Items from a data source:
>> Begin
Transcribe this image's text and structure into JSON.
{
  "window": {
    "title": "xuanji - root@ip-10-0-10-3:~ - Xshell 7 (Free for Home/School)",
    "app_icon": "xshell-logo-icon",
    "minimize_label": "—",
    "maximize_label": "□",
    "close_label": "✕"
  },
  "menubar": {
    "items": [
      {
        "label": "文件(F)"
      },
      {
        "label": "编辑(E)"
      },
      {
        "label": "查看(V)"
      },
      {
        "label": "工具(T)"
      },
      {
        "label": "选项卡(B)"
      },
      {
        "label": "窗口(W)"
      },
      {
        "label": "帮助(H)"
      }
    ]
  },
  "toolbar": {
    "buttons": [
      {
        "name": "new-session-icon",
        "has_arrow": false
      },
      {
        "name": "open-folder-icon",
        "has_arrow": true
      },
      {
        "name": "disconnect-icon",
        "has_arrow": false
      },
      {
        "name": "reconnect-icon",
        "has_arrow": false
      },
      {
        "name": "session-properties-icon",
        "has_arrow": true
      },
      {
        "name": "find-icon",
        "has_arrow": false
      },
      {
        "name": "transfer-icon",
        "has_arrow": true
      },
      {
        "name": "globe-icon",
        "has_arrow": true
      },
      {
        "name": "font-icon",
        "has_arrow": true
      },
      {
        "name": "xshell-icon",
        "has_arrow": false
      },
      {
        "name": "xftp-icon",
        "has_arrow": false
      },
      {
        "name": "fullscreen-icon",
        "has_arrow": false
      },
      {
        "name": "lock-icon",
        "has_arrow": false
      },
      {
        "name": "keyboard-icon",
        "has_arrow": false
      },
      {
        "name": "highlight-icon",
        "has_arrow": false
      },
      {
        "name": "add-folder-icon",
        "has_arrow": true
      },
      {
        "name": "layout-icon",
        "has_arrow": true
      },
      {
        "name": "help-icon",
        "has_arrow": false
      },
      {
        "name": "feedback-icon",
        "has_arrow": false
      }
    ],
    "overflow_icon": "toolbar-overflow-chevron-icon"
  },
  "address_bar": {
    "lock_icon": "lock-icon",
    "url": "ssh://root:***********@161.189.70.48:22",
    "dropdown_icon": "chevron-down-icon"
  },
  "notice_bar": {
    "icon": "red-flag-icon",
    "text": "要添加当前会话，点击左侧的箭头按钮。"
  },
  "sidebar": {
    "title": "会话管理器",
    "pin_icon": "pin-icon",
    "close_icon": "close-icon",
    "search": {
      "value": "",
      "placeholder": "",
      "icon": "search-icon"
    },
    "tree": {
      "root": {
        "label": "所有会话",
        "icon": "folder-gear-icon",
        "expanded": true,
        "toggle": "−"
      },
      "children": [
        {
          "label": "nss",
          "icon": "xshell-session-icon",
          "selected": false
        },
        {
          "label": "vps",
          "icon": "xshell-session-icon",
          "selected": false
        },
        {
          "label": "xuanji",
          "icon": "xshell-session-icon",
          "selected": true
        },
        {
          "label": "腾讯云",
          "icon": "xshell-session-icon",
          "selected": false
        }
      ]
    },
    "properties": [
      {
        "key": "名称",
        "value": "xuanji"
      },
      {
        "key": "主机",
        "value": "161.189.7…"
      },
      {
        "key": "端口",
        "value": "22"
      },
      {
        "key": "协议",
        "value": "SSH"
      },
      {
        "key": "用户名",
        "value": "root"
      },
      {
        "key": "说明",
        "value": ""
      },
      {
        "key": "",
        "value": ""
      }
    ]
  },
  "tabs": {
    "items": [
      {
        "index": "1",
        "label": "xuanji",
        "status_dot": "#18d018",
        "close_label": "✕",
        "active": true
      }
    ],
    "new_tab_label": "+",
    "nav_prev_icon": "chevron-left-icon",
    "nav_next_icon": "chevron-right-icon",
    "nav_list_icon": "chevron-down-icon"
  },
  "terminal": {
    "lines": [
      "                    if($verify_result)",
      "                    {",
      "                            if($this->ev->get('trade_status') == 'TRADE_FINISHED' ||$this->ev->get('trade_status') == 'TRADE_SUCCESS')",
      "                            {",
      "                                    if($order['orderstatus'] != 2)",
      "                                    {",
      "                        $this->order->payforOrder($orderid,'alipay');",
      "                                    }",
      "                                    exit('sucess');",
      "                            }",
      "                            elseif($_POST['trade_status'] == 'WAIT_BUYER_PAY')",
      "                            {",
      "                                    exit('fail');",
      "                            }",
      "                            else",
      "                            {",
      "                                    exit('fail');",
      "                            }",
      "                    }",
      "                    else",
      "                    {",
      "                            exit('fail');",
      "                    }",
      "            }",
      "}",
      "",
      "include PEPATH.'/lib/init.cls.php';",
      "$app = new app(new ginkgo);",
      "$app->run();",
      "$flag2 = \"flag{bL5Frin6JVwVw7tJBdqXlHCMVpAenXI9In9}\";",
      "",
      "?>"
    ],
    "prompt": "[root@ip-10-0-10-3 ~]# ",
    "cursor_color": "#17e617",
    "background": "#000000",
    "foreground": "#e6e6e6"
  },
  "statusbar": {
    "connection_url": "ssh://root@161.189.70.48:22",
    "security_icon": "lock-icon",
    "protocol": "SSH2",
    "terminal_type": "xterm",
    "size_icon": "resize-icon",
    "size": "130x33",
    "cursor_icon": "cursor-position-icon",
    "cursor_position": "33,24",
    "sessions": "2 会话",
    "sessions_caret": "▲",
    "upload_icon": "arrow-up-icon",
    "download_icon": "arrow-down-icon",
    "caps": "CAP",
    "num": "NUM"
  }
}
>> End
EXERCISE DIRECTIONS —
Check each line of the entries above, and show every one holding the word "exit".

IN RESPONSE —
      "                                    exit('sucess');",
      "                                    exit('fail');",
      "                                    exit('fail');",
      "                            exit('fail');",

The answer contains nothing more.